My overall goal of the thread was to find out if blocking the vents with a mantle and surround would be detrimental to the firebox itself. It'll be one of the projects in the near future and wifeys on a design kick so I needed to let her know what would fly. Basically, I would have designed and built the mantle and surround to incorporate the vents if I had to, if I didn't have to, it would save me some headaches.


----------



## 7Footer (Jan 24, 2013)

No need for a hug… Too far? 
Sorry about polluting your thread with banter Stef. Back to business. You'll cover all the brick with stone as well as building the mantel right? Tough call covering the vents permanently, even if you are only using it a couple times per year. I like Todd's Idea of the wrought iron.


----------



## widdle (Mar 10, 2010)

your probably fine, if the vents are outside of the box,( pull a vent cover and look ).but i would probably call a fire place guy , and tell him your thinking of remodeling and steal some free info..


----------



## AnthonyReed (Sep 20, 2011)

Alright but the offer stands 7'.

Not sorry for the pollution but I too like the idea of iron and not covering them in a permanent way.

My overall goal of the thread was to find out if blocking the vents with a mantle and surround would be detrimental to the firebox itself. - Isn't the removal of options always detrimental?


----------



## chrisstef (Mar 3, 2010)

You guys are a trip lol.

7 - Id leave the brick itself, no addition of stone work. Im Italian but I aint no mason. I would just like to add a mantle, a wood surround below it, and replace the bitchin brass face cover or eliminate it completely.

Widds - Ill definitely pop a cover, check the guts and call a fireplace guy. Loves me some free professional opinion.

Tony - I agree but its all going to depend on what design we go with. Its going to end up mostly decoration. If we burn it 5 times a year id be surprised so the loss of it blowing heat isn't a deal killer but is a loss of function which sucks.

This saga will continue with many more design iterations im sure. Hang around the train wreck will continue.


----------



## AnthonyReed (Sep 20, 2011)

Looks like Magoo is in for the ride too, that's a cool pooch.

It will be fun to see what the design half of your outfit decides she wants it to look like.

Thanks, Stef. Sorry for all of 7''s superfluous nonsense, he can't help himself.


----------



## widdle (Mar 10, 2010)

yeah..maggo's down..game day..
Stef, get a 4' 4" x 8' that is convex and swap out those upper square for circles..


----------



## Sodabowski (Aug 23, 2010)

Chris, did you consider a design for the mantle into which you would have doors facing these openings, that would be seamlessly integrated in the design when closed? That way you could have, say aluminium boxes going through the mantle into the wall and keep all the possibilities of heating, while insulating the mantle enough.

About that too-shiny-brass, well, it could really use a patina, toss it in the garden and let the magic happen!


----------



## 7Footer (Jan 24, 2013)

#### [Data lines]
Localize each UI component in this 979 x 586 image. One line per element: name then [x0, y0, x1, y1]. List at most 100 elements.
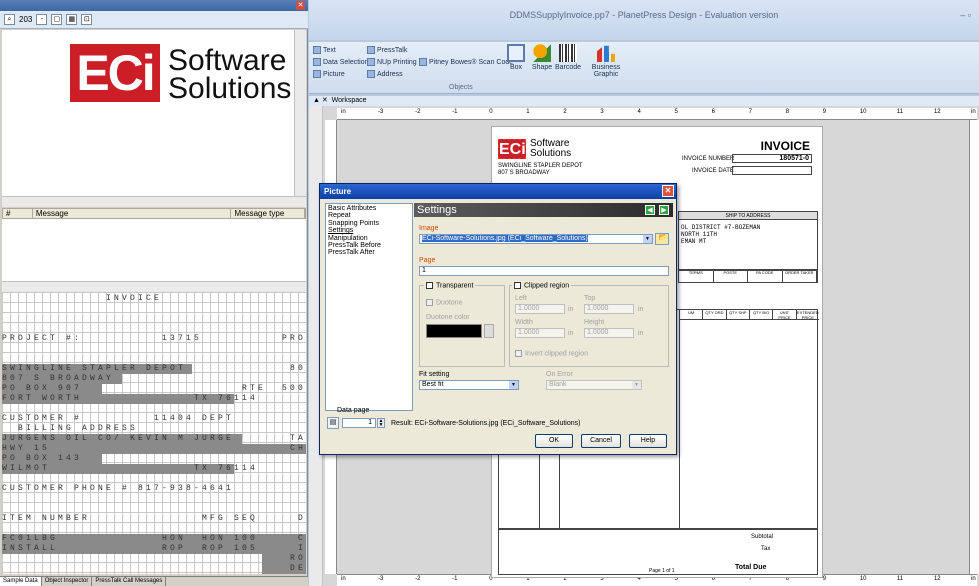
nav-settings[interactable]: Settings	[328, 227, 410, 234]
on-error-select[interactable]: Blank ▼	[546, 380, 642, 390]
eci-logo-mark: ECi	[70, 44, 160, 102]
chevron-down-icon[interactable]: ▼	[509, 381, 518, 389]
grid-row[interactable]: PO BOX 143	[2, 454, 82, 464]
ribbon-barcode-button[interactable]: Barcode	[555, 44, 581, 71]
ruler-tick-label: 3	[600, 109, 604, 115]
grid-row[interactable]: PROJECT #: 13715 PROJ	[2, 334, 306, 344]
invert-clipped-checkbox[interactable]: Invert clipped region	[515, 350, 588, 357]
clipped-region-checkbox[interactable]: Clipped region	[512, 282, 572, 290]
messages-col-type[interactable]: Message type	[231, 209, 305, 218]
grid-row[interactable]: INVOICE	[2, 294, 162, 304]
page-input[interactable]: 1	[419, 266, 669, 276]
invoice-number-field[interactable]: 180571-0	[732, 154, 812, 163]
grid-row[interactable]: PO BOX 907 RTE 500	[2, 384, 306, 394]
bottom-tabs: Sample Data Object Inspector PressTalk C…	[0, 576, 308, 586]
ribbon-scan-code-button[interactable]: Pitney Bowes® Scan Code	[419, 58, 513, 66]
tab-sample-data[interactable]: Sample Data	[0, 577, 42, 586]
duotone-color-swatch[interactable]	[426, 324, 482, 338]
top-input[interactable]: 1.0000	[584, 304, 634, 314]
window-controls[interactable]: – ▫	[960, 10, 971, 20]
next-icon[interactable]: ▶	[659, 205, 669, 215]
grid-row[interactable]: ROUTE	[2, 554, 306, 564]
fit-setting-select[interactable]: Best fit ▼	[419, 380, 519, 390]
height-input[interactable]: 1.0000	[584, 328, 634, 338]
grid-row[interactable]: 807 S BROADWAY	[2, 374, 114, 384]
invoice-date-field[interactable]	[732, 166, 812, 175]
data-page-input[interactable]: 1	[342, 418, 376, 428]
ribbon-address-button[interactable]: Address	[367, 70, 403, 78]
help-button[interactable]: Help	[629, 434, 667, 448]
ruler-tick-label: 10	[859, 576, 867, 582]
preview-horizontal-scrollbar[interactable]	[2, 196, 306, 207]
preview-vertical-scrollbar[interactable]	[294, 30, 306, 196]
nav-presstalk-before[interactable]: PressTalk Before	[328, 242, 410, 249]
nav-manipulation[interactable]: Manipulation	[328, 235, 410, 242]
grid-row[interactable]: INSTALL ROP ROP 105 INSTAL	[2, 544, 306, 554]
width-input[interactable]: 1.0000	[515, 328, 565, 338]
nav-repeat[interactable]: Repeat	[328, 212, 410, 219]
left-input[interactable]: 1.0000	[515, 304, 565, 314]
duotone-checkbox[interactable]: Duotone	[426, 299, 462, 306]
view-icon[interactable]: ▢	[51, 14, 63, 25]
top-label: Top	[584, 295, 596, 302]
doc-logo-mark[interactable]: ECi	[498, 139, 526, 159]
grid-icon[interactable]: ▦	[66, 14, 78, 25]
ribbon-picture-button[interactable]: Picture	[313, 70, 345, 78]
app-titlebar: DDMSSupplyInvoice.pp7 - PlanetPress Desi…	[309, 0, 979, 40]
invoice-number-label: INVOICE NUMBER	[682, 156, 735, 162]
tab-presstalk-messages[interactable]: PressTalk Call Messages	[92, 577, 167, 586]
tab-object-inspector[interactable]: Object Inspector	[42, 577, 93, 586]
page-label: Page	[419, 257, 436, 264]
grid-row[interactable]: HWY 15 CHARGE	[2, 444, 306, 454]
checkbox-icon	[426, 282, 433, 289]
messages-col-message[interactable]: Message	[33, 209, 232, 218]
sample-data-grid[interactable]: INVOICE PROJECT #: 13715 PROJ SWINGLINE ST…	[2, 292, 306, 574]
doc-title: INVOICE	[760, 139, 810, 153]
color-picker-button[interactable]	[484, 324, 494, 338]
nav-snapping-points[interactable]: Snapping Points	[328, 220, 410, 227]
grid-row[interactable]: BILLING ADDRESS	[2, 424, 138, 434]
ribbon-nup-printing-button[interactable]: NUp Printing	[367, 58, 417, 66]
chevron-down-icon[interactable]: ▼	[643, 235, 652, 243]
zoom-value[interactable]: 203	[19, 15, 32, 24]
grid-row[interactable]: JURGENS OIL CO/ KEVIN M JURGE TAXCD	[2, 434, 306, 444]
image-select[interactable]: ECi-Software-Solutions.jpg (ECi_Software…	[419, 234, 653, 244]
grid-row[interactable]: SWINGLINE STAPLER DEPOT 800-36	[2, 364, 306, 374]
grid-row[interactable]: FC01LBG HON HON 100 CHAIR	[2, 534, 306, 544]
zoom-out-icon[interactable]: -	[36, 14, 48, 25]
grid-row[interactable]: CUSTOMER # 11404 DEPT CH	[2, 414, 306, 424]
previous-icon[interactable]: ◀	[645, 205, 655, 215]
page-icon[interactable]: ▤	[327, 417, 339, 429]
cancel-button[interactable]: Cancel	[581, 434, 621, 448]
nav-basic-attributes[interactable]: Basic Attributes	[328, 205, 410, 212]
browse-folder-icon[interactable]: 📂	[655, 233, 669, 245]
ribbon-business-graphic-button[interactable]: Business Graphic	[589, 44, 623, 78]
column-divider	[679, 310, 680, 530]
grid-row[interactable]: FORT WORTH TX 76114	[2, 394, 258, 404]
zoom-icon[interactable]: ⌕	[4, 14, 15, 25]
left-toolbar: ⌕ 203 - ▢ ▦ ⊡	[0, 11, 308, 29]
grid-row[interactable]: CUSTOMER PHONE # 817-938-4641	[2, 484, 234, 494]
ribbon-presstalk-button[interactable]: PressTalk	[367, 46, 407, 54]
ribbon-shape-button[interactable]: Shape	[529, 44, 555, 71]
fit-icon[interactable]: ⊡	[81, 14, 93, 25]
grid-row[interactable]: DEMO	[2, 564, 306, 574]
transparent-checkbox[interactable]: Transparent	[424, 282, 476, 290]
settings-title: Settings	[417, 204, 457, 216]
close-icon[interactable]: ✕	[296, 1, 305, 10]
data-page-spinner[interactable]: ▲ ▼	[377, 418, 385, 428]
ribbon-data-selection-button[interactable]: Data Selection	[313, 58, 369, 66]
left-panel-titlebar: ✕	[0, 0, 308, 11]
messages-col-number[interactable]: #	[3, 209, 33, 218]
close-icon[interactable]: ✕	[662, 185, 674, 197]
ribbon-text-button[interactable]: Text	[313, 46, 336, 54]
order-header-row: TERMS POSTE PA CODE ORDER TAKER	[678, 269, 818, 283]
messages-horizontal-scrollbar[interactable]	[2, 281, 306, 292]
workspace-tab[interactable]: ▲ ✕ Workspace	[309, 96, 979, 106]
nav-presstalk-after[interactable]: PressTalk After	[328, 249, 410, 256]
grid-row[interactable]: ITEM NUMBER MFG SEQ DESCRI	[2, 514, 306, 524]
ribbon-box-button[interactable]: Box	[503, 44, 529, 71]
ok-button[interactable]: OK	[535, 434, 573, 448]
chevron-down-icon[interactable]: ▼	[632, 381, 641, 389]
grid-row[interactable]: WILMOT TX 76114	[2, 464, 258, 474]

#### [Stated task A]
Copy the passage of the fireplace thread from "## chrisstef (Mar" to "free professional opinion.".
#### [Stated task B]
In the listing, rewrite the lines from the line with "227, 410, 234]" to the line with "109, 604, 115]", replacing "Blank" with "Empty" and keeping all other content unchanged. Return only those lines.

#### [Full answer A]
## chrisstef (Mar 3, 2010)

You guys are a trip lol.

7 - Id leave the brick itself, no addition of stone work. Im Italian but I aint no mason. I would just like to add a mantle, a wood surround below it, and replace the bitchin brass face cover or eliminate it completely.

Widds - Ill definitely pop a cover, check the guts and call a fireplace guy. Loves me some free professional opinion.

#### [Full answer B]
nav-settings[interactable]: Settings	[328, 227, 410, 234]
on-error-select[interactable]: Empty ▼	[546, 380, 642, 390]
eci-logo-mark: ECi	[70, 44, 160, 102]
chevron-down-icon[interactable]: ▼	[509, 381, 518, 389]
grid-row[interactable]: PO BOX 143	[2, 454, 82, 464]
ribbon-barcode-button[interactable]: Barcode	[555, 44, 581, 71]
ruler-tick-label: 3	[600, 109, 604, 115]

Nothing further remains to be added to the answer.